**EXERCISE DETAILS**
Retype the data below without altering anything.

Records from a collection
>>>>>
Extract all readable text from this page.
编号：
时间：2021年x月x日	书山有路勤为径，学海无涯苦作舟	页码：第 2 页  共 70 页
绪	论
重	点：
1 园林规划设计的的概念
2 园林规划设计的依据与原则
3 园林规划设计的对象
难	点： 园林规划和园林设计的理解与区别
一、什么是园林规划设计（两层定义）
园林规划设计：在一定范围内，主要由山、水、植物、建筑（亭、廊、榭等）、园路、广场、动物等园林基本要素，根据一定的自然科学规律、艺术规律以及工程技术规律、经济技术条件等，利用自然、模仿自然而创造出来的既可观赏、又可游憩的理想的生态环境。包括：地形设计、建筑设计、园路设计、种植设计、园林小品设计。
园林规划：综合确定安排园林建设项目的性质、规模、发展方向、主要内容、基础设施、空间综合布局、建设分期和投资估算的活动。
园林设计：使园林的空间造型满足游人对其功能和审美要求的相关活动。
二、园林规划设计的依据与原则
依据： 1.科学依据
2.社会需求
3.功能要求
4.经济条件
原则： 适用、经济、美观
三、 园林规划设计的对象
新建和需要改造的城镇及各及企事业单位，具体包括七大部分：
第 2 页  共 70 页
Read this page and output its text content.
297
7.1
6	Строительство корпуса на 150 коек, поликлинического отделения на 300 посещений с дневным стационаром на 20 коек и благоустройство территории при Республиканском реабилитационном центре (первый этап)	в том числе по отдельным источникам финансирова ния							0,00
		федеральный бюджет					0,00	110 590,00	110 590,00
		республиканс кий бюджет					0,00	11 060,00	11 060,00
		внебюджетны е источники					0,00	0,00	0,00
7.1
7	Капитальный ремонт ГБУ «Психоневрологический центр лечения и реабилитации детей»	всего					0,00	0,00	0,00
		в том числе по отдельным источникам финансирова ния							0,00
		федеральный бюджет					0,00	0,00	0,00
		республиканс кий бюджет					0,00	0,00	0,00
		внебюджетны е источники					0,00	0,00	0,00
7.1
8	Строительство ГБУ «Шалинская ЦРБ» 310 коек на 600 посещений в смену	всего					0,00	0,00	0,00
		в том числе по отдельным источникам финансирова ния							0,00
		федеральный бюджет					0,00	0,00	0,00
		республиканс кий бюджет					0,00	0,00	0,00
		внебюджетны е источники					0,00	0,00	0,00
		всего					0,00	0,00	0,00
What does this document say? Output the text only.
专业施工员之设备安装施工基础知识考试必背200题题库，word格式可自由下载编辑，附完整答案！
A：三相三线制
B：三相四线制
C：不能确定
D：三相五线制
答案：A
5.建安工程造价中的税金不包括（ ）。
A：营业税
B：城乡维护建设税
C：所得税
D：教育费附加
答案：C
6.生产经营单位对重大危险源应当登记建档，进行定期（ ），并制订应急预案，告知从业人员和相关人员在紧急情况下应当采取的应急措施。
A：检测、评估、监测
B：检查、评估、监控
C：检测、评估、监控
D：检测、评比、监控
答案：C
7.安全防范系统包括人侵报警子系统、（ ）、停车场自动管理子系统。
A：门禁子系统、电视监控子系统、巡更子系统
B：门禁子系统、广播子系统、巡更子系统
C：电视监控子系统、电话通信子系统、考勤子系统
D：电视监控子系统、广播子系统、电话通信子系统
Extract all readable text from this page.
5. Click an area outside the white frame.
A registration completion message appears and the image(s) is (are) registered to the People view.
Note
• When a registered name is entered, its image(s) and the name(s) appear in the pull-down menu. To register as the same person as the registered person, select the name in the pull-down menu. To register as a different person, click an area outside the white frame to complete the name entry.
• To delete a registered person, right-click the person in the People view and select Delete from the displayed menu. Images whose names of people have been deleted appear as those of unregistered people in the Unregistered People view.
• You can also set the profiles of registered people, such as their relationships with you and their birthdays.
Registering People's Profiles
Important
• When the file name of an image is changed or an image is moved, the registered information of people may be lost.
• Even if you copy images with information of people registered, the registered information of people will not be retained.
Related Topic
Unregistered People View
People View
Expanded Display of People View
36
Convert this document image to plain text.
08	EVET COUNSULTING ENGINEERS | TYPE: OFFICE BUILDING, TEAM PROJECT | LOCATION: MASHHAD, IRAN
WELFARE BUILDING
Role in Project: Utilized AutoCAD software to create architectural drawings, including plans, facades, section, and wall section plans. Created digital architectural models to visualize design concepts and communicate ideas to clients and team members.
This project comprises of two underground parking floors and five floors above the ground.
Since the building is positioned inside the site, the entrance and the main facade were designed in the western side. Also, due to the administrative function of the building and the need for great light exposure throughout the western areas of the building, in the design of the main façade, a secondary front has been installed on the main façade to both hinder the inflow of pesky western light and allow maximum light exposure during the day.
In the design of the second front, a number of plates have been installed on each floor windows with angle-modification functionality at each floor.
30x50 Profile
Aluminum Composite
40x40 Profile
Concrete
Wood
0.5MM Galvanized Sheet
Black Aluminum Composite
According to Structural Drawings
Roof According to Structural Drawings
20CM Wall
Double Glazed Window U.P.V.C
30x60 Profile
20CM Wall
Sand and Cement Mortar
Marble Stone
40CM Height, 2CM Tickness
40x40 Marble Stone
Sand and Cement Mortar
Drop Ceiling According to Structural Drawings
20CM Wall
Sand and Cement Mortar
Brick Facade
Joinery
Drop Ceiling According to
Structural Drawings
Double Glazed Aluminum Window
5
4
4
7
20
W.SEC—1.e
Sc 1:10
<<<<<
**RESPONSE**
Extract all readable text from this page.
编号：
时间：2021年x月x日	书山有路勤为径，学海无涯苦作舟	页码：第 2 页  共 70 页
绪	论
重	点：
1 园林规划设计的的概念
2 园林规划设计的依据与原则
3 园林规划设计的对象
难	点： 园林规划和园林设计的理解与区别
一、什么是园林规划设计（两层定义）
园林规划设计：在一定范围内，主要由山、水、植物、建筑（亭、廊、榭等）、园路、广场、动物等园林基本要素，根据一定的自然科学规律、艺术规律以及工程技术规律、经济技术条件等，利用自然、模仿自然而创造出来的既可观赏、又可游憩的理想的生态环境。包括：地形设计、建筑设计、园路设计、种植设计、园林小品设计。
园林规划：综合确定安排园林建设项目的性质、规模、发展方向、主要内容、基础设施、空间综合布局、建设分期和投资估算的活动。
园林设计：使园林的空间造型满足游人对其功能和审美要求的相关活动。
二、园林规划设计的依据与原则
依据： 1.科学依据
2.社会需求
3.功能要求
4.经济条件
原则： 适用、经济、美观
三、 园林规划设计的对象
新建和需要改造的城镇及各及企事业单位，具体包括七大部分：
第 2 页  共 70 页
Read this page and output its text content.
297
7.1
6	Строительство корпуса на 150 коек, поликлинического отделения на 300 посещений с дневным стационаром на 20 коек и благоустройство территории при Республиканском реабилитационном центре (первый этап)	в том числе по отдельным источникам финансирова ния							0,00
		федеральный бюджет					0,00	110 590,00	110 590,00
		республиканс кий бюджет					0,00	11 060,00	11 060,00
		внебюджетны е источники					0,00	0,00	0,00
7.1
7	Капитальный ремонт ГБУ «Психоневрологический центр лечения и реабилитации детей»	всего					0,00	0,00	0,00
		в том числе по отдельным источникам финансирова ния							0,00
		федеральный бюджет					0,00	0,00	0,00
		республиканс кий бюджет					0,00	0,00	0,00
		внебюджетны е источники					0,00	0,00	0,00
7.1
8	Строительство ГБУ «Шалинская ЦРБ» 310 коек на 600 посещений в смену	всего					0,00	0,00	0,00
		в том числе по отдельным источникам финансирова ния							0,00
		федеральный бюджет					0,00	0,00	0,00
		республиканс кий бюджет					0,00	0,00	0,00
		внебюджетны е источники					0,00	0,00	0,00
		всего					0,00	0,00	0,00
What does this document say? Output the text only.
专业施工员之设备安装施工基础知识考试必背200题题库，word格式可自由下载编辑，附完整答案！
A：三相三线制
B：三相四线制
C：不能确定
D：三相五线制
答案：A
5.建安工程造价中的税金不包括（ ）。
A：营业税
B：城乡维护建设税
C：所得税
D：教育费附加
答案：C
6.生产经营单位对重大危险源应当登记建档，进行定期（ ），并制订应急预案，告知从业人员和相关人员在紧急情况下应当采取的应急措施。
A：检测、评估、监测
B：检查、评估、监控
C：检测、评估、监控
D：检测、评比、监控
答案：C
7.安全防范系统包括人侵报警子系统、（ ）、停车场自动管理子系统。
A：门禁子系统、电视监控子系统、巡更子系统
B：门禁子系统、广播子系统、巡更子系统
C：电视监控子系统、电话通信子系统、考勤子系统
D：电视监控子系统、广播子系统、电话通信子系统
Extract all readable text from this page.
5. Click an area outside the white frame.
A registration completion message appears and the image(s) is (are) registered to the People view.
Note
• When a registered name is entered, its image(s) and the name(s) appear in the pull-down menu. To register as the same person as the registered person, select the name in the pull-down menu. To register as a different person, click an area outside the white frame to complete the name entry.
• To delete a registered person, right-click the person in the People view and select Delete from the displayed menu. Images whose names of people have been deleted appear as those of unregistered people in the Unregistered People view.
• You can also set the profiles of registered people, such as their relationships with you and their birthdays.
Registering People's Profiles
Important
• When the file name of an image is changed or an image is moved, the registered information of people may be lost.
• Even if you copy images with information of people registered, the registered information of people will not be retained.
Related Topic
Unregistered People View
People View
Expanded Display of People View
36
Convert this document image to plain text.
08	EVET COUNSULTING ENGINEERS | TYPE: OFFICE BUILDING, TEAM PROJECT | LOCATION: MASHHAD, IRAN
WELFARE BUILDING
Role in Project: Utilized AutoCAD software to create architectural drawings, including plans, facades, section, and wall section plans. Created digital architectural models to visualize design concepts and communicate ideas to clients and team members.
This project comprises of two underground parking floors and five floors above the ground.
Since the building is positioned inside the site, the entrance and the main facade were designed in the western side. Also, due to the administrative function of the building and the need for great light exposure throughout the western areas of the building, in the design of the main façade, a secondary front has been installed on the main façade to both hinder the inflow of pesky western light and allow maximum light exposure during the day.
In the design of the second front, a number of plates have been installed on each floor windows with angle-modification functionality at each floor.
30x50 Profile
Aluminum Composite
40x40 Profile
Concrete
Wood
0.5MM Galvanized Sheet
Black Aluminum Composite
According to Structural Drawings
Roof According to Structural Drawings
20CM Wall
Double Glazed Window U.P.V.C
30x60 Profile
20CM Wall
Sand and Cement Mortar
Marble Stone
40CM Height, 2CM Tickness
40x40 Marble Stone
Sand and Cement Mortar
Drop Ceiling According to Structural Drawings
20CM Wall
Sand and Cement Mortar
Brick Facade
Joinery
Drop Ceiling According to
Structural Drawings
Double Glazed Aluminum Window
5
4
4
7
20
W.SEC—1.e
Sc 1:10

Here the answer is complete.